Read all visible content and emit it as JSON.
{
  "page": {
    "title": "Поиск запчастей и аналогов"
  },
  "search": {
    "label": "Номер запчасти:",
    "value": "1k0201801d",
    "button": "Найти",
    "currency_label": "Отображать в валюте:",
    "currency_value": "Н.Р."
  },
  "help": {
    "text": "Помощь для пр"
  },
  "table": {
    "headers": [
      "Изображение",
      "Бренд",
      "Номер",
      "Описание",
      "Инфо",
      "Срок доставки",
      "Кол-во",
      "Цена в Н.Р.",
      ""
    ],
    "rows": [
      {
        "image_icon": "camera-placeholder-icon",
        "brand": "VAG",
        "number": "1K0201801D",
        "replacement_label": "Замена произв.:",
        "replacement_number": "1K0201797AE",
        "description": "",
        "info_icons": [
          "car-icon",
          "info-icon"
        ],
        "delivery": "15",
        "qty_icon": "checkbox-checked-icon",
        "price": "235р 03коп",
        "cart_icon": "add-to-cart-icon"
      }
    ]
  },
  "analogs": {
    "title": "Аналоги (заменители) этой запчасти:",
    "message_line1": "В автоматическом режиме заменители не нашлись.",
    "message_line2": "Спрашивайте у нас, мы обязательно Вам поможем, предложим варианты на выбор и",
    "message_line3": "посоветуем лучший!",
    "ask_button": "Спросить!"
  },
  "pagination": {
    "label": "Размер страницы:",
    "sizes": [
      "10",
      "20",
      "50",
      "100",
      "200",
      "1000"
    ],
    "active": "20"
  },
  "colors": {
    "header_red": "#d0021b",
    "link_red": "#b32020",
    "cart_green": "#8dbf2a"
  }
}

****

## Goal
Print all of the entries exactly as they are written.

## Answer to this problem
Read all visible content and emit it as JSON.
{
  "page": {
    "title": "Поиск запчастей и аналогов"
  },
  "search": {
    "label": "Номер запчасти:",
    "value": "1k0201801d",
    "button": "Найти",
    "currency_label": "Отображать в валюте:",
    "currency_value": "Н.Р."
  },
  "help": {
    "text": "Помощь для пр"
  },
  "table": {
    "headers": [
      "Изображение",
      "Бренд",
      "Номер",
      "Описание",
      "Инфо",
      "Срок доставки",
      "Кол-во",
      "Цена в Н.Р.",
      ""
    ],
    "rows": [
      {
        "image_icon": "camera-placeholder-icon",
        "brand": "VAG",
        "number": "1K0201801D",
        "replacement_label": "Замена произв.:",
        "replacement_number": "1K0201797AE",
        "description": "",
        "info_icons": [
          "car-icon",
          "info-icon"
        ],
        "delivery": "15",
        "qty_icon": "checkbox-checked-icon",
        "price": "235р 03коп",
        "cart_icon": "add-to-cart-icon"
      }
    ]
  },
  "analogs": {
    "title": "Аналоги (заменители) этой запчасти:",
    "message_line1": "В автоматическом режиме заменители не нашлись.",
    "message_line2": "Спрашивайте у нас, мы обязательно Вам поможем, предложим варианты на выбор и",
    "message_line3": "посоветуем лучший!",
    "ask_button": "Спросить!"
  },
  "pagination": {
    "label": "Размер страницы:",
    "sizes": [
      "10",
      "20",
      "50",
      "100",
      "200",
      "1000"
    ],
    "active": "20"
  },
  "colors": {
    "header_red": "#d0021b",
    "link_red": "#b32020",
    "cart_green": "#8dbf2a"
  }
}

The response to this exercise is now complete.